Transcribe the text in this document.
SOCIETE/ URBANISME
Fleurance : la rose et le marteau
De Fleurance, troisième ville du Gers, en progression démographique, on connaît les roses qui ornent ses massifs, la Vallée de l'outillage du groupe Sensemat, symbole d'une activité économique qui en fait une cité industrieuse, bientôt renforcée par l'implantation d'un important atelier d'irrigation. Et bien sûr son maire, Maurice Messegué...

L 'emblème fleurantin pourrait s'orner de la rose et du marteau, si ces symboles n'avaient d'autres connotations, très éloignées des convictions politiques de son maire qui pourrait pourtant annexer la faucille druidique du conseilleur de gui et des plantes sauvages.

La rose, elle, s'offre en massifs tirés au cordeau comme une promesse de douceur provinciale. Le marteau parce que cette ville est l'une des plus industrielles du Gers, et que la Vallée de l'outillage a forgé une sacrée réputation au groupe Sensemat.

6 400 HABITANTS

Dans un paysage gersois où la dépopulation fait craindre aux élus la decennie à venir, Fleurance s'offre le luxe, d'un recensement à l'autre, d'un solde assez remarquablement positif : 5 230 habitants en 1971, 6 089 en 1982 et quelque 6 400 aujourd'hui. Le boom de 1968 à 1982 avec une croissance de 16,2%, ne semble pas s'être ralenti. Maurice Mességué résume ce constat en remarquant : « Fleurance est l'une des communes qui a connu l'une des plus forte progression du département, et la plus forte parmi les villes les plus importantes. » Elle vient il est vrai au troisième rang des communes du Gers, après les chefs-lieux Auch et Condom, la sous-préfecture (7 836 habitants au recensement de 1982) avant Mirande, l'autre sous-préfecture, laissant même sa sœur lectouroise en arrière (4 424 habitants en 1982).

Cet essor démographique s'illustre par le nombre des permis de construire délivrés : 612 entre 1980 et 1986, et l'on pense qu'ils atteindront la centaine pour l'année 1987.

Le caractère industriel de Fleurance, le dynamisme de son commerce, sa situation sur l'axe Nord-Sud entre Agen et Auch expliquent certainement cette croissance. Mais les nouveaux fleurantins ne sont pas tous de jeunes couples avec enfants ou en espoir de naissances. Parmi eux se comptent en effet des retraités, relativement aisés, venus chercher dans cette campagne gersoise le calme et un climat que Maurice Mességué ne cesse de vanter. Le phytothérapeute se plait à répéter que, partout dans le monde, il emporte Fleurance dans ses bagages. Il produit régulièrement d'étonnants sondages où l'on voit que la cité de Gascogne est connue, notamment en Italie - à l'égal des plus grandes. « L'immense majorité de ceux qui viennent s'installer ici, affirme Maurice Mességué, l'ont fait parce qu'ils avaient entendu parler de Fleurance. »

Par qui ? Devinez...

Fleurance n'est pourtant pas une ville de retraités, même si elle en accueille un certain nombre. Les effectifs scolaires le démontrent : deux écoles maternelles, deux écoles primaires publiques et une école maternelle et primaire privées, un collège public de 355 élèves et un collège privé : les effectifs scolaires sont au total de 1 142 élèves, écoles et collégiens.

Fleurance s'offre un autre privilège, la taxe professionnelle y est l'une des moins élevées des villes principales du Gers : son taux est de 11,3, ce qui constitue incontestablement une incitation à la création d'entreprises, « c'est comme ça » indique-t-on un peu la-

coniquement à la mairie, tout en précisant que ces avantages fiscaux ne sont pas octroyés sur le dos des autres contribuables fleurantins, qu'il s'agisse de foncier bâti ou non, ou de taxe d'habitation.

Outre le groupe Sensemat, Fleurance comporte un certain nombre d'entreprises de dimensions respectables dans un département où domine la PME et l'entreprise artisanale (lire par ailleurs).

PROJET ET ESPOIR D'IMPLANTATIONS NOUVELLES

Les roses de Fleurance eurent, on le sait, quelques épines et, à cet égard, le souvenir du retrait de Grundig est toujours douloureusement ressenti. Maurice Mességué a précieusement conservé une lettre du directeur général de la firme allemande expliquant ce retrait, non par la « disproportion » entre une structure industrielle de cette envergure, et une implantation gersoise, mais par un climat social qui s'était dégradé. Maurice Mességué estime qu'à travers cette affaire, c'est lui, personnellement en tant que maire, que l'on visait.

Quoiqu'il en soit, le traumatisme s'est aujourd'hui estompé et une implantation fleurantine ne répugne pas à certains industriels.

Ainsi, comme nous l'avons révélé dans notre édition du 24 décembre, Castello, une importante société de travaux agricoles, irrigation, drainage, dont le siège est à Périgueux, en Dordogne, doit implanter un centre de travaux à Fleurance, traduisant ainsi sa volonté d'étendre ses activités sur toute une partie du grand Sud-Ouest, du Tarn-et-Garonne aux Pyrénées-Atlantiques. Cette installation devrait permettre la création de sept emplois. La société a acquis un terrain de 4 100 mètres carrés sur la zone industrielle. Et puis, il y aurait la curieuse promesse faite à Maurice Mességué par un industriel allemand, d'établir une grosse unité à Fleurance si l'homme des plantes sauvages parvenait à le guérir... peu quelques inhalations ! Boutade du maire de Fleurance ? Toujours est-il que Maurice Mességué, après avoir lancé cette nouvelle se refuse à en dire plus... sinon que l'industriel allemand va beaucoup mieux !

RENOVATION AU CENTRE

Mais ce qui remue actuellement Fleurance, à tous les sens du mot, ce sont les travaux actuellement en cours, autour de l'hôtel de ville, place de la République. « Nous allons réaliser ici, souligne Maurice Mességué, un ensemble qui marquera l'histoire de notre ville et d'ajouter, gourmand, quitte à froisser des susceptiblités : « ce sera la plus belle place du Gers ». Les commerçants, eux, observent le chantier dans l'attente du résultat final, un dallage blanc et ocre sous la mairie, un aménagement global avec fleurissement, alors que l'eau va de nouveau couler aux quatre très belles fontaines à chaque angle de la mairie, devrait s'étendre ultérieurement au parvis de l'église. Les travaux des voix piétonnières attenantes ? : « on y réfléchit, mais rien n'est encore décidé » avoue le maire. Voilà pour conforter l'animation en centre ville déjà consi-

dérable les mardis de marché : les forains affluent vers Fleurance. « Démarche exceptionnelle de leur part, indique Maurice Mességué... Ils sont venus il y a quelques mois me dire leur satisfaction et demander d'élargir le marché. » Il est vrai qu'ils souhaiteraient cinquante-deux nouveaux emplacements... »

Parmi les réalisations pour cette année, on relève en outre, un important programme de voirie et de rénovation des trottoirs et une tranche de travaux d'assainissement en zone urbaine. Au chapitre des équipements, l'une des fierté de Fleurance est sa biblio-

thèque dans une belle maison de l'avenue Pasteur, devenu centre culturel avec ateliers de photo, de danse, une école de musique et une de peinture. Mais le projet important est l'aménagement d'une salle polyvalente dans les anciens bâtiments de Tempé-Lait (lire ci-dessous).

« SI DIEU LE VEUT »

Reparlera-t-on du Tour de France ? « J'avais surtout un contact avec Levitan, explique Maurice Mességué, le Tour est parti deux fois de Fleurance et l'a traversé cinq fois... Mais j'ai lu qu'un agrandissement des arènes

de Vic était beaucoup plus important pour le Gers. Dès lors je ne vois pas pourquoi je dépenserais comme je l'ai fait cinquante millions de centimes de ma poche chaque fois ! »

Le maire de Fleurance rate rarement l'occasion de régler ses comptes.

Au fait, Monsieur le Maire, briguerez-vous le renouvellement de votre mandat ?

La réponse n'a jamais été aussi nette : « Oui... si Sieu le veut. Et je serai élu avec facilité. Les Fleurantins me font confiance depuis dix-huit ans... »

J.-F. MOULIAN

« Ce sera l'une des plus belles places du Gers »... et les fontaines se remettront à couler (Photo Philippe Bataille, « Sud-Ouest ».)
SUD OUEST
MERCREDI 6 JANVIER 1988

...

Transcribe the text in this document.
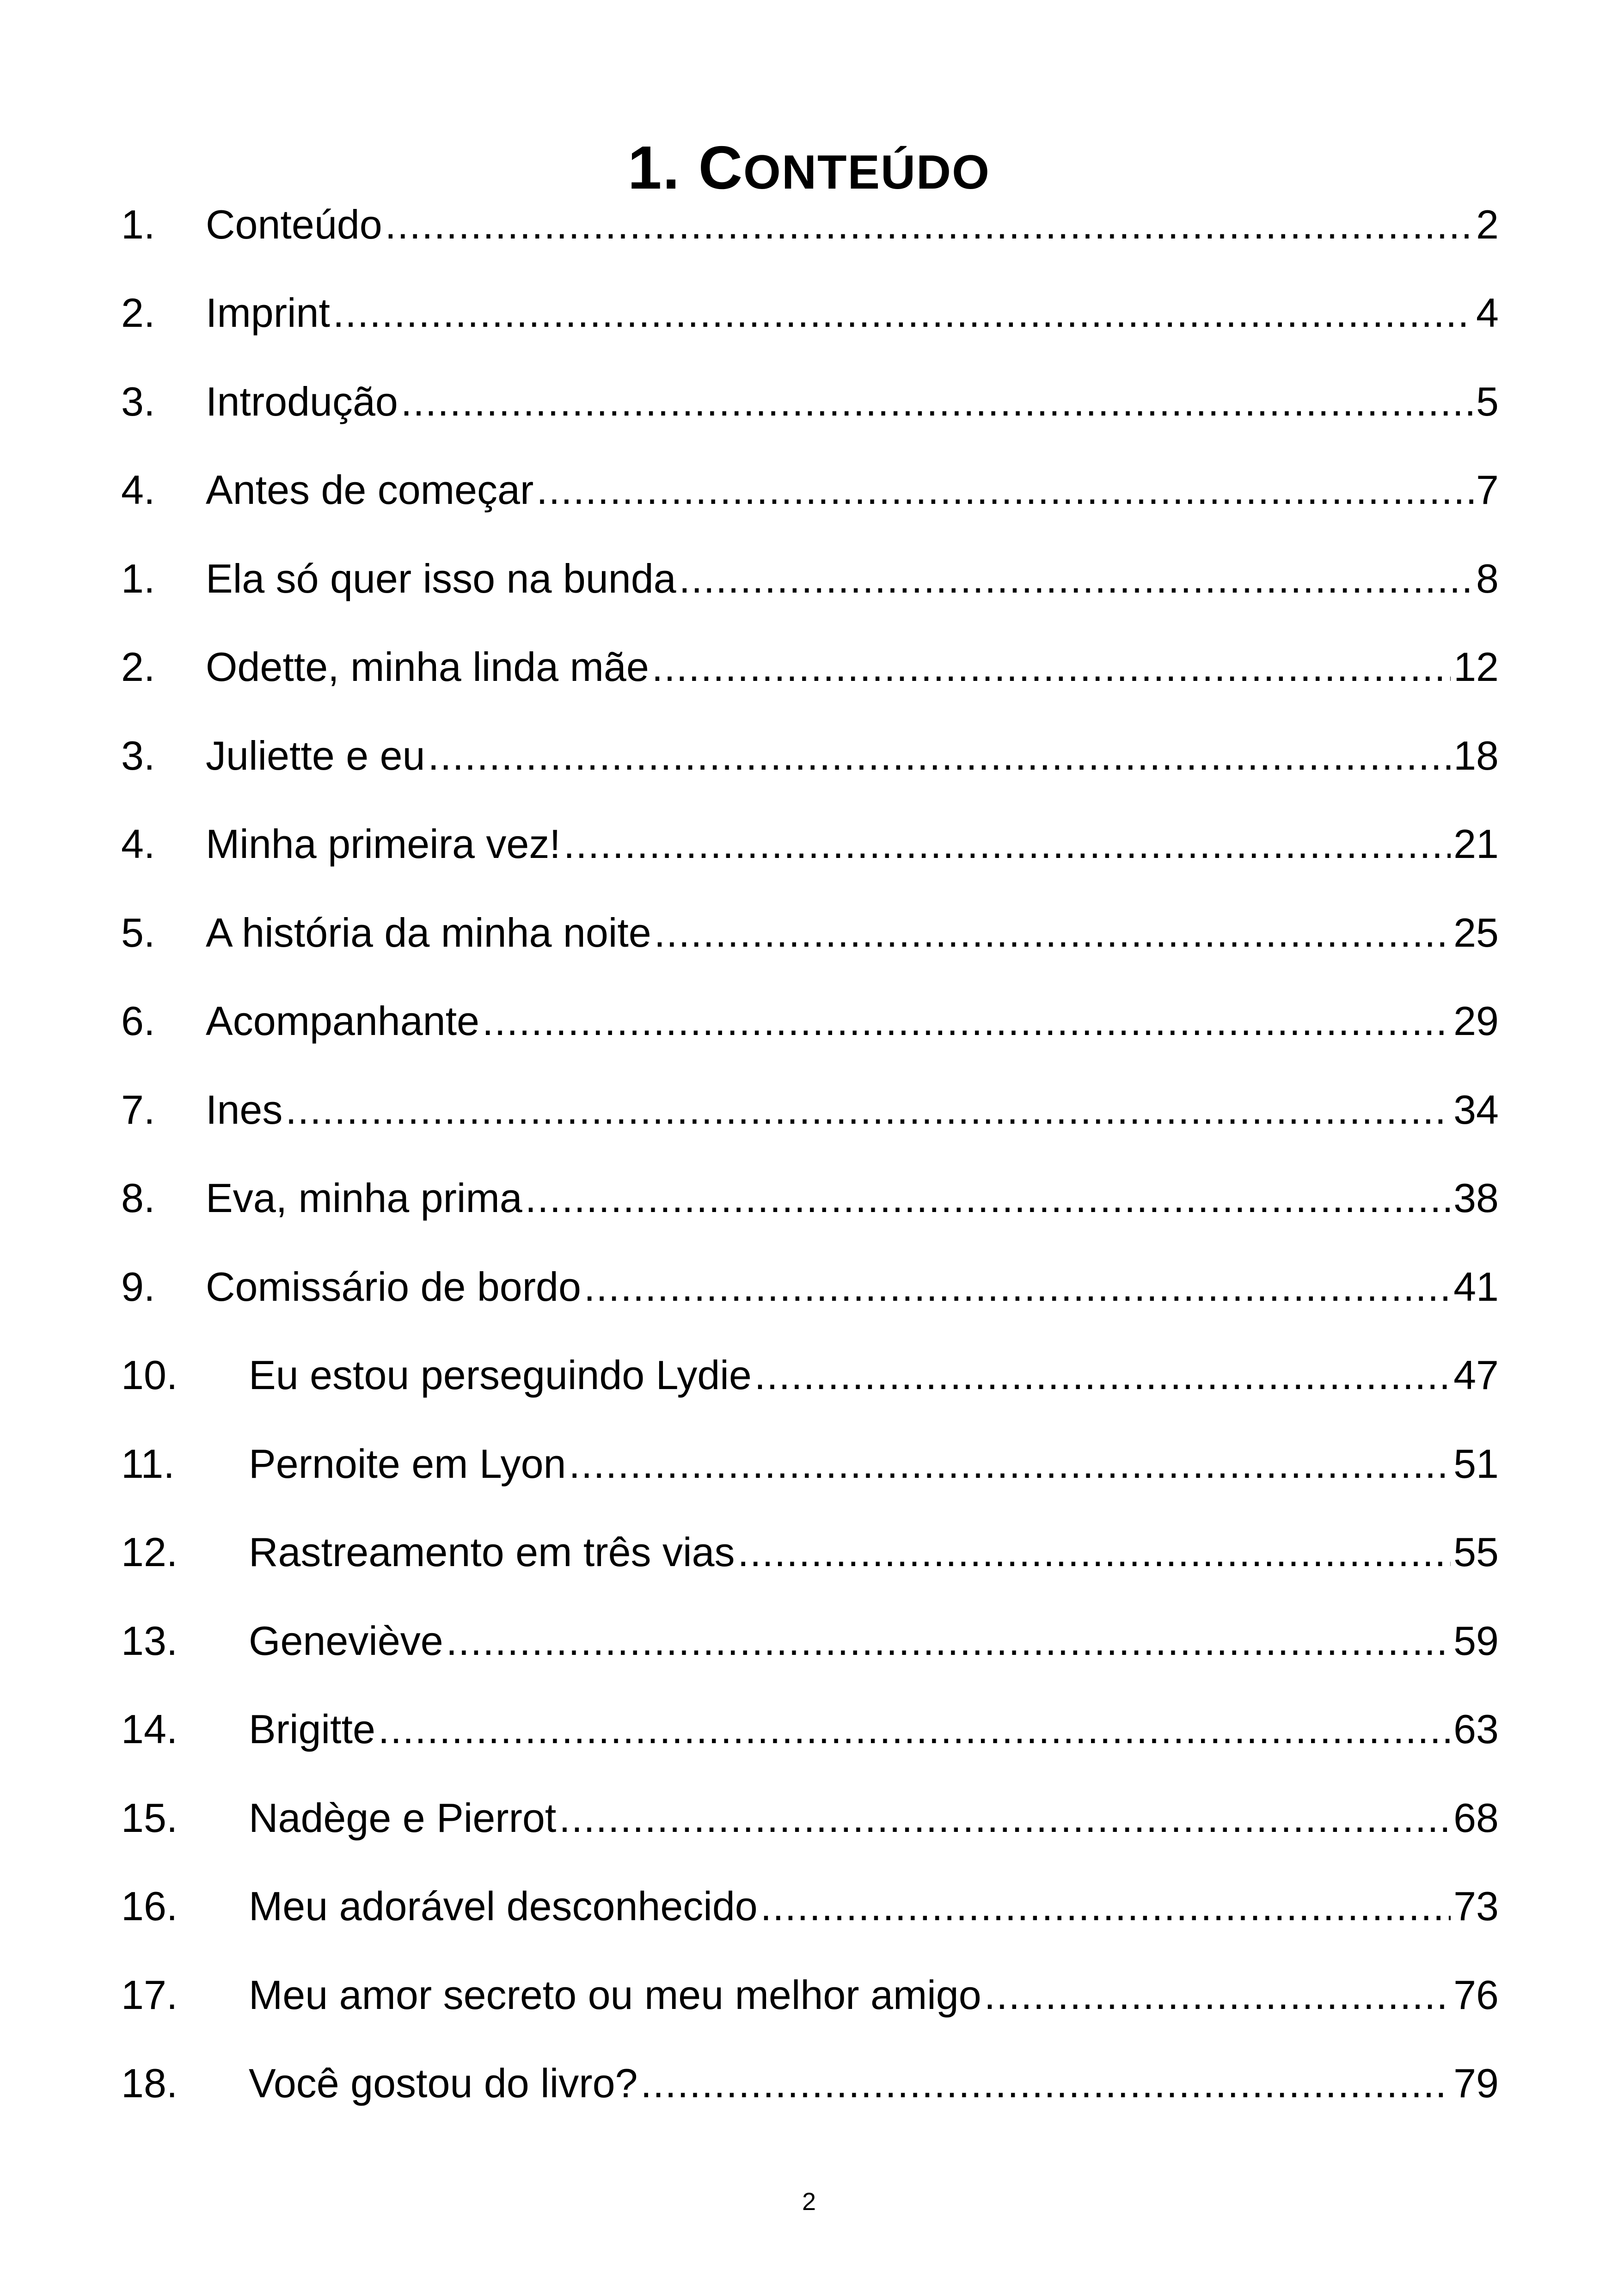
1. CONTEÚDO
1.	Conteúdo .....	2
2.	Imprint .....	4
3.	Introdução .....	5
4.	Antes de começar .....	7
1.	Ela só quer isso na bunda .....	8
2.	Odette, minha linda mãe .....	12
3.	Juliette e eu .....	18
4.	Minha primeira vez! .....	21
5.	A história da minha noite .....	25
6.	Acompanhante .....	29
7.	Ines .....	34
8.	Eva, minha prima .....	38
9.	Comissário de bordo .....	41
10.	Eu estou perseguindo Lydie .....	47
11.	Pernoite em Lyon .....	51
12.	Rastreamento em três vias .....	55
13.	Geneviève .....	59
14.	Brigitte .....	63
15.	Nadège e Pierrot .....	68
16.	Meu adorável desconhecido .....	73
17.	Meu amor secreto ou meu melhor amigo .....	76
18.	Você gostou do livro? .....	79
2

Stated goal: Pick out all lines from the data above in which the word "fois" appears.

Expected output:
Reparlera-t-on du Tour de France ? « J'avais surtout un contact avec Levitan, explique Maurice Mességué, le Tour est parti deux fois de Fleurance et l'a traversé cinq fois... Mais j'ai lu qu'un agrandissement des arènes
de Vic était beaucoup plus important pour le Gers. Dès lors je ne vois pas pourquoi je dépenserais comme je l'ai fait cinquante millions de centimes de ma poche chaque fois ! »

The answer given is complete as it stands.